Report how many lines in the records hold the string "Comunitat"; give the number and nothing else.

═════ Extracted material ═════

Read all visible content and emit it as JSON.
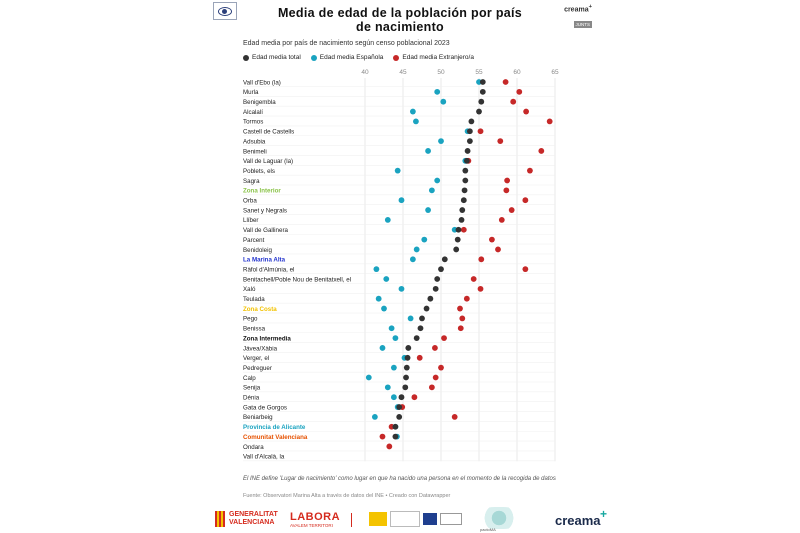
{
  "header": {
    "title_line1": "Media de edad de la población por país",
    "title_line2": "de nacimiento",
    "brand_top": "creama",
    "brand_top_plus": "+",
    "brand_badge": "JUNTS"
  },
  "subtitle": "Edad media por país de nacimiento según censo poblacional 2023",
  "legend": [
    {
      "label": "Edad media total",
      "color": "#333333"
    },
    {
      "label": "Edad media Española",
      "color": "#1aa3c0"
    },
    {
      "label": "Edad media Extranjero/a",
      "color": "#c62828"
    }
  ],
  "chart_data": {
    "type": "scatter",
    "orientation": "horizontal-dot-plot",
    "title": "Media de edad de la población por país de nacimiento",
    "subtitle": "Edad media por país de nacimiento según censo poblacional 2023",
    "xlim": [
      40,
      65
    ],
    "x_ticks": [
      "40",
      "45",
      "50",
      "55",
      "60",
      "65"
    ],
    "grid": true,
    "legend_position": "top",
    "categories": [
      "Vall d'Ebo (la)",
      "Murla",
      "Benigembla",
      "Alcalalí",
      "Tormos",
      "Castell de Castells",
      "Adsubia",
      "Benimeli",
      "Vall de Laguar (la)",
      "Poblets, els",
      "Sagra",
      "Zona Interior",
      "Orba",
      "Sanet y Negrals",
      "Llíber",
      "Vall de Gallinera",
      "Parcent",
      "Benidoleig",
      "La Marina Alta",
      "Ràfol d'Almúnia, el",
      "Benitachell/Poble Nou de Benitatxell, el",
      "Xaló",
      "Teulada",
      "Zona Costa",
      "Pego",
      "Benissa",
      "Zona Intermedia",
      "Jávea/Xàbia",
      "Verger, el",
      "Pedreguer",
      "Calp",
      "Senija",
      "Dénia",
      "Gata de Gorgos",
      "Beniarbeig",
      "Provincia de Alicante",
      "Comunitat Valenciana",
      "Ondara",
      "Vall d'Alcalà, la"
    ],
    "highlight_labels": [
      {
        "label": "Zona Interior",
        "color": "#8bc34a"
      },
      {
        "label": "La Marina Alta",
        "color": "#2233cc"
      },
      {
        "label": "Zona Costa",
        "color": "#f2c200"
      },
      {
        "label": "Zona Intermedia",
        "color": "#111111"
      },
      {
        "label": "Provincia de Alicante",
        "color": "#1aa3c0"
      },
      {
        "label": "Comunitat Valenciana",
        "color": "#e65100"
      }
    ],
    "series": [
      {
        "name": "Edad media total",
        "color": "#333333",
        "values": [
          55.5,
          55.5,
          55.3,
          55.0,
          54.0,
          53.8,
          53.8,
          53.5,
          53.4,
          53.2,
          53.2,
          53.1,
          53.0,
          52.8,
          52.7,
          52.3,
          52.2,
          52.0,
          50.5,
          50.0,
          49.5,
          49.3,
          48.6,
          48.1,
          47.5,
          47.3,
          46.8,
          45.7,
          45.6,
          45.5,
          45.4,
          45.3,
          44.8,
          44.5,
          44.5,
          44.0,
          44.0,
          null,
          null
        ]
      },
      {
        "name": "Edad media Española",
        "color": "#1aa3c0",
        "values": [
          55.0,
          49.5,
          50.3,
          46.3,
          46.7,
          53.5,
          50.0,
          48.3,
          53.2,
          44.3,
          49.5,
          48.8,
          44.8,
          48.3,
          43.0,
          51.8,
          47.8,
          46.8,
          46.3,
          41.5,
          42.8,
          44.8,
          41.8,
          42.5,
          46.0,
          43.5,
          44.0,
          42.3,
          45.2,
          43.8,
          40.5,
          43.0,
          43.8,
          44.3,
          41.3,
          44.0,
          44.2,
          null,
          null
        ]
      },
      {
        "name": "Edad media Extranjero/a",
        "color": "#c62828",
        "values": [
          58.5,
          60.3,
          59.5,
          61.2,
          64.3,
          55.2,
          57.8,
          63.2,
          53.6,
          61.7,
          58.7,
          58.6,
          61.1,
          59.3,
          58.0,
          53.0,
          56.7,
          57.5,
          55.3,
          61.1,
          54.3,
          55.2,
          53.4,
          52.5,
          52.8,
          52.6,
          50.4,
          49.2,
          47.2,
          50.0,
          49.3,
          48.8,
          46.5,
          44.9,
          51.8,
          43.5,
          42.3,
          43.2,
          null
        ]
      }
    ]
  },
  "footnote": "El INE define 'Lugar de nacimiento' como lugar en que ha nacido una persona en el momento de la recogida de datos",
  "source": "Fuente: Observatori Marina Alta a través de datos del INE • Creado con Datawrapper",
  "footer": {
    "gv_line1": "GENERALITAT",
    "gv_line2": "VALENCIANA",
    "labora_main": "LABORA",
    "labora_sub": "AVALEM TERRITORI",
    "pmp_label": "pactoMA",
    "creama": "creama",
    "creama_plus": "+"
  }
}
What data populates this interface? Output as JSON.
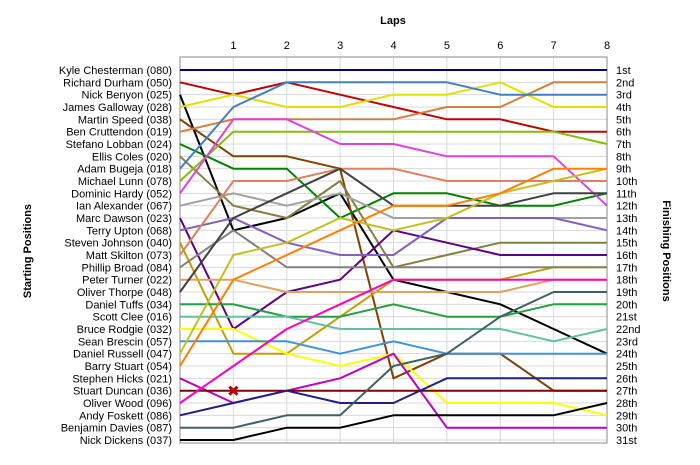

═════

Solution for this problem> 2